§ **Given instruction**
Copy each line exactly.

§ **Given information**
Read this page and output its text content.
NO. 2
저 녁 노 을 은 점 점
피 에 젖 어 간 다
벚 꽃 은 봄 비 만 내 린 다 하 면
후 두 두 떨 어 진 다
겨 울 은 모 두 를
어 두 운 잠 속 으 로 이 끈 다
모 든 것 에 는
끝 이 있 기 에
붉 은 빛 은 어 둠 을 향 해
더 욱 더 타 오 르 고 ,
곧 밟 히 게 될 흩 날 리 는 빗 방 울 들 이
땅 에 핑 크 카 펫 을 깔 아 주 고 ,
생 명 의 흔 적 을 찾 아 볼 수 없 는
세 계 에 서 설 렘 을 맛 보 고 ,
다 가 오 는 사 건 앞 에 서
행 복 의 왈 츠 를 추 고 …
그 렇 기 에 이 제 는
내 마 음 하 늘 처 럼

§ **Final result**
Read this page and output its text content.
NO. 2
저 녁 노 을 은 점 점
피 에 젖 어 간 다
벚 꽃 은 봄 비 만 내 린 다 하 면
후 두 두 떨 어 진 다
겨 울 은 모 두 를
어 두 운 잠 속 으 로 이 끈 다
모 든 것 에 는
끝 이 있 기 에
붉 은 빛 은 어 둠 을 향 해
더 욱 더 타 오 르 고 ,
곧 밟 히 게 될 흩 날 리 는 빗 방 울 들 이
땅 에 핑 크 카 펫 을 깔 아 주 고 ,
생 명 의 흔 적 을 찾 아 볼 수 없 는
세 계 에 서 설 렘 을 맛 보 고 ,
다 가 오 는 사 건 앞 에 서
행 복 의 왈 츠 를 추 고 …
그 렇 기 에 이 제 는
내 마 음 하 늘 처 럼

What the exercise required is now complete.